Make an exact copy of the entries below with the pictures removed.

ENTRIES SHOWN:
================================
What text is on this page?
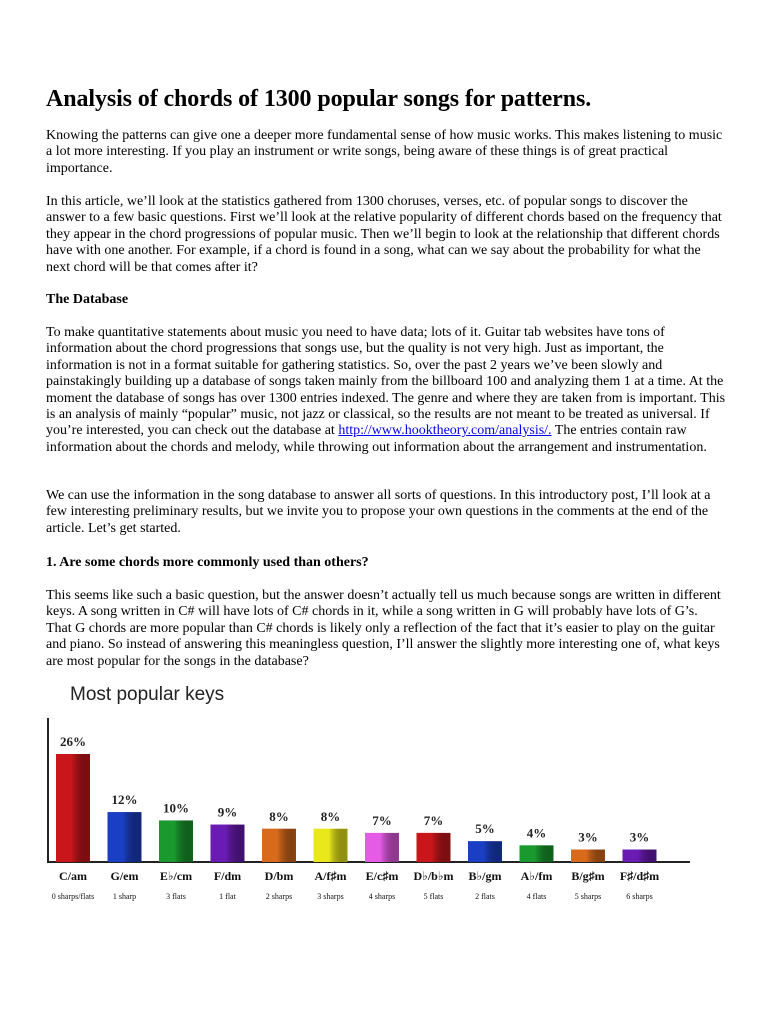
Analysis of chords of 1300 popular songs for patterns.

Knowing the patterns can give one a deeper more fundamental sense of how music works. This makes listening to music a lot more interesting. If you play an instrument or write songs, being aware of these things is of great practical importance.

In this article, we’ll look at the statistics gathered from 1300 choruses, verses, etc. of popular songs to discover the answer to a few basic questions. First we’ll look at the relative popularity of different chords based on the frequency that they appear in the chord progressions of popular music. Then we’ll begin to look at the relationship that different chords have with one another. For example, if a chord is found in a song, what can we say about the probability for what the next chord will be that comes after it?

The Database

To make quantitative statements about music you need to have data; lots of it. Guitar tab websites have tons of information about the chord progressions that songs use, but the quality is not very high. Just as important, the information is not in a format suitable for gathering statistics. So, over the past 2 years we’ve been slowly and painstakingly building up a database of songs taken mainly from the billboard 100 and analyzing them 1 at a time. At the moment the database of songs has over 1300 entries indexed. The genre and where they are taken from is important. This is an analysis of mainly “popular” music, not jazz or classical, so the results are not meant to be treated as universal. If you’re interested, you can check out the database at http://www.hooktheory.com/analysis/. The entries contain raw information about the chords and melody, while throwing out information about the arrangement and instrumentation.

We can use the information in the song database to answer all sorts of questions. In this introductory post, I’ll look at a few interesting preliminary results, but we invite you to propose your own questions in the comments at the end of the article. Let’s get started.

1. Are some chords more commonly used than others?

This seems like such a basic question, but the answer doesn’t actually tell us much because songs are written in different keys. A song written in C# will have lots of C# chords in it, while a song written in G will probably have lots of G’s. That G chords are more popular than C# chords is likely only a reflection of the fact that it’s easier to play on the guitar and piano. So instead of answering this meaningless question, I’ll answer the slightly more interesting one of, what keys are most popular for the songs in the database?

Most popular keys

26%
C/am
0 sharps/flats
12%
G/em
1 sharp
10%
E♭/cm
3 flats
9%
F/dm
1 flat
8%
D/bm
2 sharps
8%
A/f♯m
3 sharps
7%
E/c♯m
4 sharps
7%
D♭/b♭m
5 flats
5%
B♭/gm
2 flats
4%
A♭/fm
4 flats
3%
B/g♯m
5 sharps
3%
F♯/d♯m
6 sharps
================================
TASK RESULT:
What text is on this page?
Analysis of chords of 1300 popular songs for patterns.

Knowing the patterns can give one a deeper more fundamental sense of how music works. This makes listening to music a lot more interesting. If you play an instrument or write songs, being aware of these things is of great practical importance.

In this article, we’ll look at the statistics gathered from 1300 choruses, verses, etc. of popular songs to discover the answer to a few basic questions. First we’ll look at the relative popularity of different chords based on the frequency that they appear in the chord progressions of popular music. Then we’ll begin to look at the relationship that different chords have with one another. For example, if a chord is found in a song, what can we say about the probability for what the next chord will be that comes after it?

The Database

To make quantitative statements about music you need to have data; lots of it. Guitar tab websites have tons of information about the chord progressions that songs use, but the quality is not very high. Just as important, the information is not in a format suitable for gathering statistics. So, over the past 2 years we’ve been slowly and painstakingly building up a database of songs taken mainly from the billboard 100 and analyzing them 1 at a time. At the moment the database of songs has over 1300 entries indexed. The genre and where they are taken from is important. This is an analysis of mainly “popular” music, not jazz or classical, so the results are not meant to be treated as universal. If you’re interested, you can check out the database at http://www.hooktheory.com/analysis/. The entries contain raw information about the chords and melody, while throwing out information about the arrangement and instrumentation.

We can use the information in the song database to answer all sorts of questions. In this introductory post, I’ll look at a few interesting preliminary results, but we invite you to propose your own questions in the comments at the end of the article. Let’s get started.

1. Are some chords more commonly used than others?

This seems like such a basic question, but the answer doesn’t actually tell us much because songs are written in different keys. A song written in C# will have lots of C# chords in it, while a song written in G will probably have lots of G’s. That G chords are more popular than C# chords is likely only a reflection of the fact that it’s easier to play on the guitar and piano. So instead of answering this meaningless question, I’ll answer the slightly more interesting one of, what keys are most popular for the songs in the database?

Most popular keys

26%
C/am
0 sharps/flats
12%
G/em
1 sharp
10%
E♭/cm
3 flats
9%
F/dm
1 flat
8%
D/bm
2 sharps
8%
A/f♯m
3 sharps
7%
E/c♯m
4 sharps
7%
D♭/b♭m
5 flats
5%
B♭/gm
2 flats
4%
A♭/fm
4 flats
3%
B/g♯m
5 sharps
3%
F♯/d♯m
6 sharps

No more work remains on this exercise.